Scan the lines below; pull out those with "TradingView".

§ Data rows:
========================================================================

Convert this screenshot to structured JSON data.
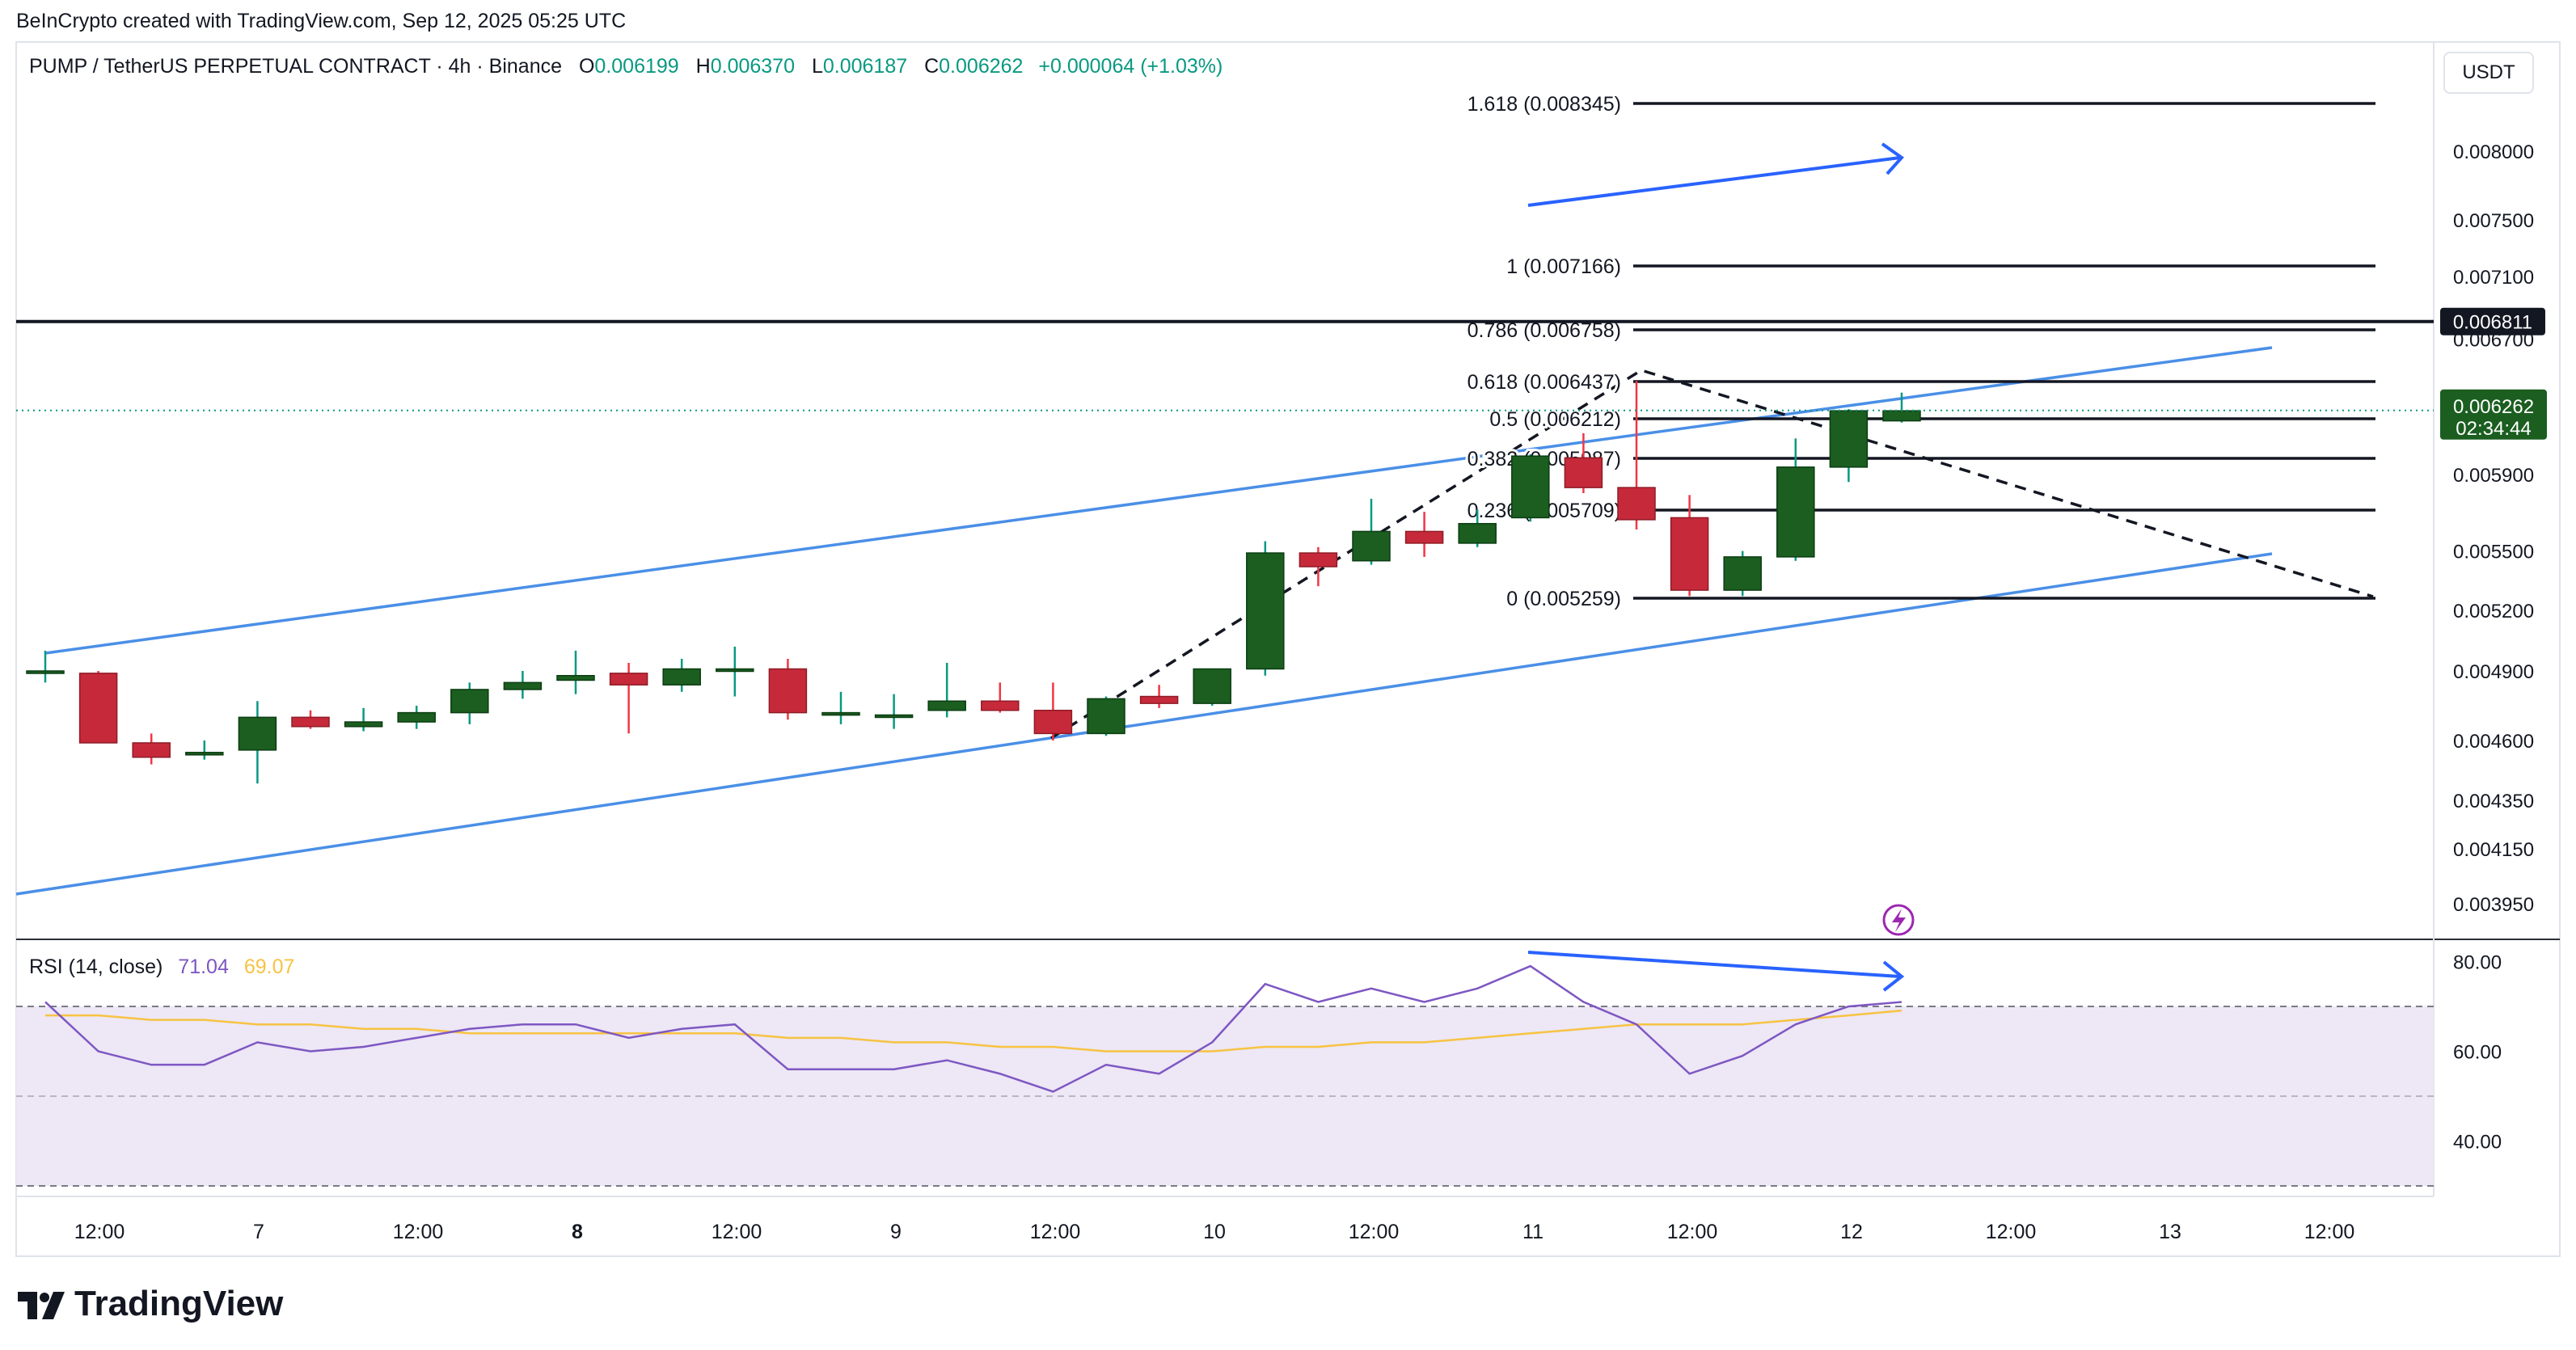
{
  "header": {
    "credit": "BeInCrypto created with TradingView.com, Sep 12, 2025 05:25 UTC",
    "symbol": "PUMP / TetherUS PERPETUAL CONTRACT · 4h · Binance",
    "o_label": "O",
    "o_value": "0.006199",
    "h_label": "H",
    "h_value": "0.006370",
    "l_label": "L",
    "l_value": "0.006187",
    "c_label": "C",
    "c_value": "0.006262",
    "change": "+0.000064 (+1.03%)"
  },
  "currency_button": "USDT",
  "logo_text": "TradingView",
  "rsi_legend": {
    "label": "RSI (14, close)",
    "rsi_value": "71.04",
    "ma_value": "69.07"
  },
  "colors": {
    "up": "#1b5e20",
    "down": "#c62a3a",
    "channel": "#4a8fe7",
    "rsi": "#7e57c2",
    "rsi_ma": "#f7c342",
    "band": "#ede7f6"
  },
  "chart_data": {
    "type": "candlestick",
    "price_axis_ticks": [
      "0.008000",
      "0.007500",
      "0.007100",
      "0.006700",
      "0.005900",
      "0.005500",
      "0.005200",
      "0.004900",
      "0.004600",
      "0.004350",
      "0.004150",
      "0.003950"
    ],
    "time_axis_ticks": [
      {
        "label": "12:00",
        "bold": false
      },
      {
        "label": "7",
        "bold": false
      },
      {
        "label": "12:00",
        "bold": false
      },
      {
        "label": "8",
        "bold": true
      },
      {
        "label": "12:00",
        "bold": false
      },
      {
        "label": "9",
        "bold": false
      },
      {
        "label": "12:00",
        "bold": false
      },
      {
        "label": "10",
        "bold": false
      },
      {
        "label": "12:00",
        "bold": false
      },
      {
        "label": "11",
        "bold": false
      },
      {
        "label": "12:00",
        "bold": false
      },
      {
        "label": "12",
        "bold": false
      },
      {
        "label": "12:00",
        "bold": false
      },
      {
        "label": "13",
        "bold": false
      },
      {
        "label": "12:00",
        "bold": false
      }
    ],
    "candles": [
      {
        "o": 0.0049,
        "h": 0.005,
        "l": 0.00485,
        "c": 0.0049
      },
      {
        "o": 0.00489,
        "h": 0.0049,
        "l": 0.00459,
        "c": 0.00459
      },
      {
        "o": 0.00459,
        "h": 0.00463,
        "l": 0.0045,
        "c": 0.00453
      },
      {
        "o": 0.00454,
        "h": 0.0046,
        "l": 0.00452,
        "c": 0.00455
      },
      {
        "o": 0.00456,
        "h": 0.00477,
        "l": 0.00442,
        "c": 0.0047
      },
      {
        "o": 0.0047,
        "h": 0.00473,
        "l": 0.00465,
        "c": 0.00466
      },
      {
        "o": 0.00466,
        "h": 0.00474,
        "l": 0.00464,
        "c": 0.00468
      },
      {
        "o": 0.00468,
        "h": 0.00475,
        "l": 0.00465,
        "c": 0.00472
      },
      {
        "o": 0.00472,
        "h": 0.00485,
        "l": 0.00467,
        "c": 0.00482
      },
      {
        "o": 0.00482,
        "h": 0.0049,
        "l": 0.00478,
        "c": 0.00485
      },
      {
        "o": 0.00486,
        "h": 0.005,
        "l": 0.0048,
        "c": 0.00488
      },
      {
        "o": 0.00489,
        "h": 0.00494,
        "l": 0.00463,
        "c": 0.00484
      },
      {
        "o": 0.00484,
        "h": 0.00496,
        "l": 0.00481,
        "c": 0.00491
      },
      {
        "o": 0.00491,
        "h": 0.00502,
        "l": 0.00479,
        "c": 0.00491
      },
      {
        "o": 0.00491,
        "h": 0.00496,
        "l": 0.00469,
        "c": 0.00472
      },
      {
        "o": 0.00472,
        "h": 0.00481,
        "l": 0.00467,
        "c": 0.00472
      },
      {
        "o": 0.00471,
        "h": 0.0048,
        "l": 0.00465,
        "c": 0.00471
      },
      {
        "o": 0.00473,
        "h": 0.00494,
        "l": 0.0047,
        "c": 0.00477
      },
      {
        "o": 0.00477,
        "h": 0.00485,
        "l": 0.00472,
        "c": 0.00473
      },
      {
        "o": 0.00473,
        "h": 0.00485,
        "l": 0.0046,
        "c": 0.00463
      },
      {
        "o": 0.00463,
        "h": 0.00479,
        "l": 0.00462,
        "c": 0.00478
      },
      {
        "o": 0.00479,
        "h": 0.00484,
        "l": 0.00474,
        "c": 0.00476
      },
      {
        "o": 0.00476,
        "h": 0.00491,
        "l": 0.00475,
        "c": 0.00491
      },
      {
        "o": 0.00491,
        "h": 0.00555,
        "l": 0.00488,
        "c": 0.00549
      },
      {
        "o": 0.00549,
        "h": 0.00552,
        "l": 0.00532,
        "c": 0.00542
      },
      {
        "o": 0.00545,
        "h": 0.00577,
        "l": 0.00543,
        "c": 0.0056
      },
      {
        "o": 0.0056,
        "h": 0.0057,
        "l": 0.00547,
        "c": 0.00554
      },
      {
        "o": 0.00554,
        "h": 0.00571,
        "l": 0.00552,
        "c": 0.00564
      },
      {
        "o": 0.00567,
        "h": 0.00601,
        "l": 0.00565,
        "c": 0.006
      },
      {
        "o": 0.00599,
        "h": 0.00613,
        "l": 0.0058,
        "c": 0.00583
      },
      {
        "o": 0.00583,
        "h": 0.00644,
        "l": 0.00561,
        "c": 0.00566
      },
      {
        "o": 0.00567,
        "h": 0.00579,
        "l": 0.00527,
        "c": 0.0053
      },
      {
        "o": 0.0053,
        "h": 0.0055,
        "l": 0.00527,
        "c": 0.00547
      },
      {
        "o": 0.00547,
        "h": 0.0061,
        "l": 0.00545,
        "c": 0.00594
      },
      {
        "o": 0.00594,
        "h": 0.00627,
        "l": 0.00586,
        "c": 0.00626
      },
      {
        "o": 0.0062,
        "h": 0.00637,
        "l": 0.00619,
        "c": 0.00626
      }
    ],
    "fib_levels": [
      {
        "label": "1.618 (0.008345)",
        "value": 0.008345
      },
      {
        "label": "1 (0.007166)",
        "value": 0.007166
      },
      {
        "label": "0.786 (0.006758)",
        "value": 0.006758
      },
      {
        "label": "0.618 (0.006437)",
        "value": 0.006437
      },
      {
        "label": "0.5 (0.006212)",
        "value": 0.006212
      },
      {
        "label": "0.382 (0.005987)",
        "value": 0.005987
      },
      {
        "label": "0.236 (0.005709)",
        "value": 0.005709
      },
      {
        "label": "0 (0.005259)",
        "value": 0.005259
      }
    ],
    "resistance_line": {
      "label": "0.006811",
      "value": 0.006811
    },
    "last_price": {
      "value": "0.006262",
      "countdown": "02:34:44"
    },
    "rsi_axis_ticks": [
      "80.00",
      "60.00",
      "40.00"
    ],
    "rsi_levels": {
      "upper": 70,
      "middle": 50,
      "lower": 30
    },
    "rsi": [
      71,
      60,
      57,
      57,
      62,
      60,
      61,
      63,
      65,
      66,
      66,
      63,
      65,
      66,
      56,
      56,
      56,
      58,
      55,
      51,
      57,
      55,
      62,
      75,
      71,
      74,
      71,
      74,
      79,
      71,
      66,
      55,
      59,
      66,
      70,
      71
    ],
    "rsi_ma": [
      68,
      68,
      67,
      67,
      66,
      66,
      65,
      65,
      64,
      64,
      64,
      64,
      64,
      64,
      63,
      63,
      62,
      62,
      61,
      61,
      60,
      60,
      60,
      61,
      61,
      62,
      62,
      63,
      64,
      65,
      66,
      66,
      66,
      67,
      68,
      69.07
    ]
  }
}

========================================================================

§ Task answer:
    "credit": "BeInCrypto created with TradingView.com, Sep 12, 2025 05:25 UTC",
  "logo_text": "TradingView",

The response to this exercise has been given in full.